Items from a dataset
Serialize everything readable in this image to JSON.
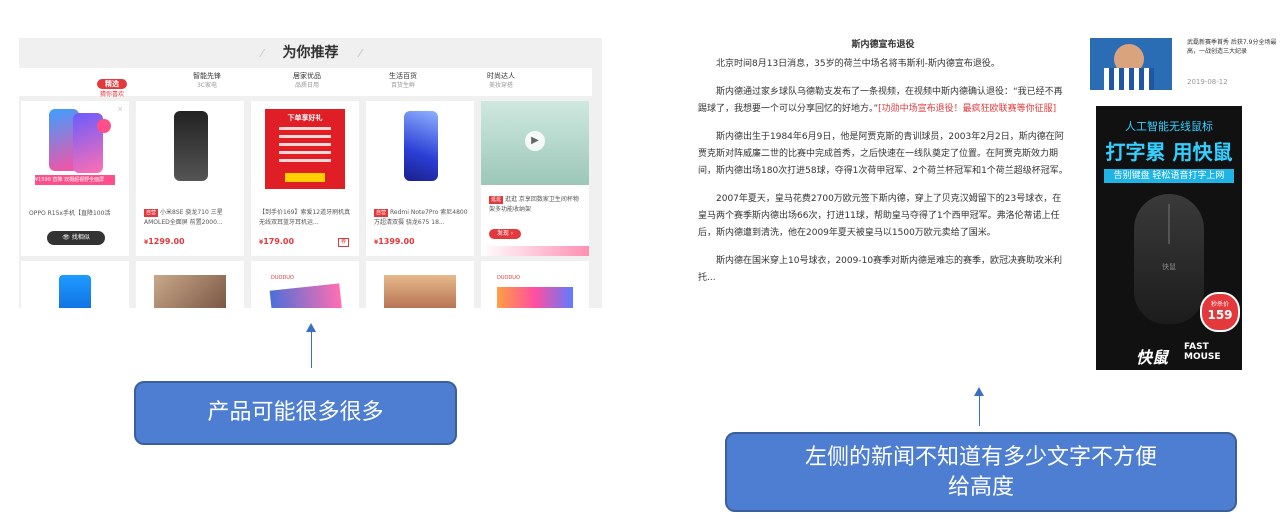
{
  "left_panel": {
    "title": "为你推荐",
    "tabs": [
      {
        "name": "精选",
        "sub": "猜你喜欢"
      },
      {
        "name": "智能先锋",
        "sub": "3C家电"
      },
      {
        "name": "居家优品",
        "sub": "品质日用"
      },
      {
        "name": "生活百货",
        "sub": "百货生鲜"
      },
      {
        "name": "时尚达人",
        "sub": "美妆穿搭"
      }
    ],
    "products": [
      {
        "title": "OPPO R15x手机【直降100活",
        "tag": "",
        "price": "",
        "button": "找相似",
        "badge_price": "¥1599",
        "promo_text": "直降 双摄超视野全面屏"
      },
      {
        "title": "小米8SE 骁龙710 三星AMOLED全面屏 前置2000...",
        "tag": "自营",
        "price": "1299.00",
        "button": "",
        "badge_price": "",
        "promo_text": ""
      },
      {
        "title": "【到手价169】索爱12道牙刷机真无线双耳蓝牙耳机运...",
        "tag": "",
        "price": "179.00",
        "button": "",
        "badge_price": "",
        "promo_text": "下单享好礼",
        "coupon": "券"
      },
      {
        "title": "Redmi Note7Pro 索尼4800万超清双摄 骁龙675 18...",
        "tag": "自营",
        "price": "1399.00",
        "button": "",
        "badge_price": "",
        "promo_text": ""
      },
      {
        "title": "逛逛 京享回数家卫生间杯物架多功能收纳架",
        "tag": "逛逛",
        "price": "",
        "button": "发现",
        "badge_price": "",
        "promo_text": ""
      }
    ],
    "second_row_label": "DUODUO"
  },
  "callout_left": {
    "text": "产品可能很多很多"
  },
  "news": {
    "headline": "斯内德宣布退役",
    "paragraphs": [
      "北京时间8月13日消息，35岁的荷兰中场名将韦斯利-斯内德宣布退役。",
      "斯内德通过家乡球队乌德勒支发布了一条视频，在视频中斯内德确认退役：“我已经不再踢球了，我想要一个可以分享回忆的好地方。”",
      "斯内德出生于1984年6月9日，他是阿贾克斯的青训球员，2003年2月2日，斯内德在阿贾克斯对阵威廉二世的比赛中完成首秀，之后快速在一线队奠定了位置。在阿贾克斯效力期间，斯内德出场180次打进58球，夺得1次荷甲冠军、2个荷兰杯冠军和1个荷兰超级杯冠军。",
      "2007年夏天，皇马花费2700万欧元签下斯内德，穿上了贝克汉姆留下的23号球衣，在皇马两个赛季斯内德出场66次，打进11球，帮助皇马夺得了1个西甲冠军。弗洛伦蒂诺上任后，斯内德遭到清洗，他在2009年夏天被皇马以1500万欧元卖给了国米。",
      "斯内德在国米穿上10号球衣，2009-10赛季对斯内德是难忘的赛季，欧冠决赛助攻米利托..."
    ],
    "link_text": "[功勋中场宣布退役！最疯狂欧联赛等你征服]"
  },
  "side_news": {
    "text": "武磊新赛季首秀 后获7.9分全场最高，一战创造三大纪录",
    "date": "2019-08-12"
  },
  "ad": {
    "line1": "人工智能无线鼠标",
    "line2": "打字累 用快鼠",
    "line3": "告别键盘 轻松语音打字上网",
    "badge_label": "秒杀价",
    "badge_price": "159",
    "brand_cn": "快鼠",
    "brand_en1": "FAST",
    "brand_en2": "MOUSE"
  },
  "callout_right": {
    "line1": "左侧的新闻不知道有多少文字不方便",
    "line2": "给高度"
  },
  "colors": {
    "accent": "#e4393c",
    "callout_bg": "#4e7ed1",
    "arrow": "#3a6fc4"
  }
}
---
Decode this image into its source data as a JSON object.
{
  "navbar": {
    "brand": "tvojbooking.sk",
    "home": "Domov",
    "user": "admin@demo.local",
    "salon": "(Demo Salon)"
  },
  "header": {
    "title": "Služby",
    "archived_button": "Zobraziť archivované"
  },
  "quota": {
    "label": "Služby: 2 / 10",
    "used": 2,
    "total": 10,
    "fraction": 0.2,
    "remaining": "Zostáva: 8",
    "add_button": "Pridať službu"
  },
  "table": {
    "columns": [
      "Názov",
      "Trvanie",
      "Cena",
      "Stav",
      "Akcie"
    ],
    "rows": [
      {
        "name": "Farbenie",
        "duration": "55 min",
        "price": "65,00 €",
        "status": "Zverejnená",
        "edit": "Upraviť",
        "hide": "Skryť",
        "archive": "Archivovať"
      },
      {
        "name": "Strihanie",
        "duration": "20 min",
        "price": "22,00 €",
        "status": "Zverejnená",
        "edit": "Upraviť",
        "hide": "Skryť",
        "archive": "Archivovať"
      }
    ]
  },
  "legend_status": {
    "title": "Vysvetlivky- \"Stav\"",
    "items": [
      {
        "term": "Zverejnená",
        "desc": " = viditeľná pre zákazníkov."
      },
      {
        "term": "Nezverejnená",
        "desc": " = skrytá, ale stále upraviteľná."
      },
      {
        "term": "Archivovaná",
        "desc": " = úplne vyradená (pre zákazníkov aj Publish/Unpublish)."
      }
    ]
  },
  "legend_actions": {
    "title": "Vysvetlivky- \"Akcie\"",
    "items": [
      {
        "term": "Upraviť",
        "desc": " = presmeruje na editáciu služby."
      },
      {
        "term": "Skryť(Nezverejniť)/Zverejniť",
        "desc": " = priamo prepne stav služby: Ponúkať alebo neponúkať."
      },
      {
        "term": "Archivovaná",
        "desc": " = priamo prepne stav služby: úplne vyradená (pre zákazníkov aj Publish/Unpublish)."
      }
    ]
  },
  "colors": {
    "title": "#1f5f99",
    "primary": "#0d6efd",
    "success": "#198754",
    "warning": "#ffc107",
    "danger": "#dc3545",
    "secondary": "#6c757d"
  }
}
...
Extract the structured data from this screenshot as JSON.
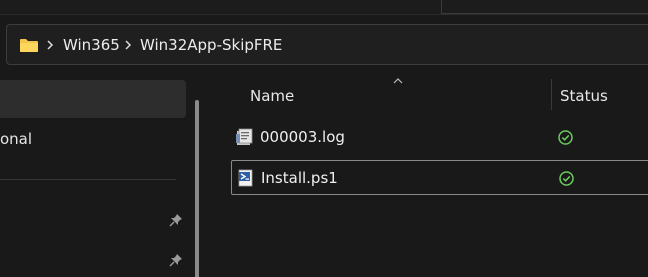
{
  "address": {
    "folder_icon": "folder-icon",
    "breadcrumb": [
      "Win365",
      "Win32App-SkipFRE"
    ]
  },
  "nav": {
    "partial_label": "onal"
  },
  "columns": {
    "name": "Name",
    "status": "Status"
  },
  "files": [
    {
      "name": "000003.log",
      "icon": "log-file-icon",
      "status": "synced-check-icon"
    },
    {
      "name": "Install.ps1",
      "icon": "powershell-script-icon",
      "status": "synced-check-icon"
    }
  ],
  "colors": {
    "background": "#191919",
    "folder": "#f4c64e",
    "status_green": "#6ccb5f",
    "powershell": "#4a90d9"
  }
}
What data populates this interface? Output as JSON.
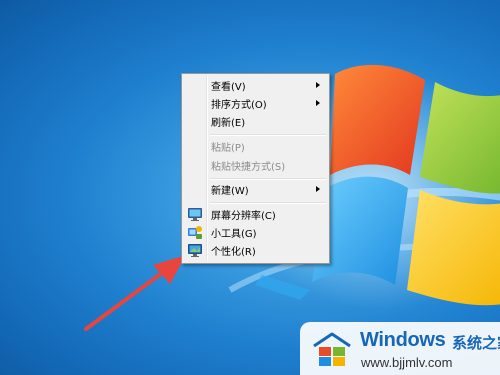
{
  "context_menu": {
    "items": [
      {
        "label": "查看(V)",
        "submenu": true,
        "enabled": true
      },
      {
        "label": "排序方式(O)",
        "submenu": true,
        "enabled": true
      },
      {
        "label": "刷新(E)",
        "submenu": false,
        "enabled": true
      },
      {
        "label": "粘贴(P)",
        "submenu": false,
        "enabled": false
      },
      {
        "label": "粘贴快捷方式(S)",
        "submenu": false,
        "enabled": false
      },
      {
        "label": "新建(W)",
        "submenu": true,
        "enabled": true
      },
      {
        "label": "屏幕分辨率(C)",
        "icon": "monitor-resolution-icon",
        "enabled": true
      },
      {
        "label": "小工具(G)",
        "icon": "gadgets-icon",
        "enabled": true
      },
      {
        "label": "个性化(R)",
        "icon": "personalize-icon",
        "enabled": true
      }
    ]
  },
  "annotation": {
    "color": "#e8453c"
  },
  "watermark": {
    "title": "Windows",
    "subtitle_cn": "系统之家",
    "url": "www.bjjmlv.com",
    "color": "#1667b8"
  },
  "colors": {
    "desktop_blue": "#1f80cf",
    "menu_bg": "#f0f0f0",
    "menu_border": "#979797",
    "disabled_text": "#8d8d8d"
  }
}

* _Stated task_: Your task is to list each line of the records with the word "this".

* _Completed task_:
Serialize everything readable in this image to JSON.
Decode this image into its source data as a JSON object.
Extract the structured data from this screenshot as JSON.
What data populates this interface? Output as JSON.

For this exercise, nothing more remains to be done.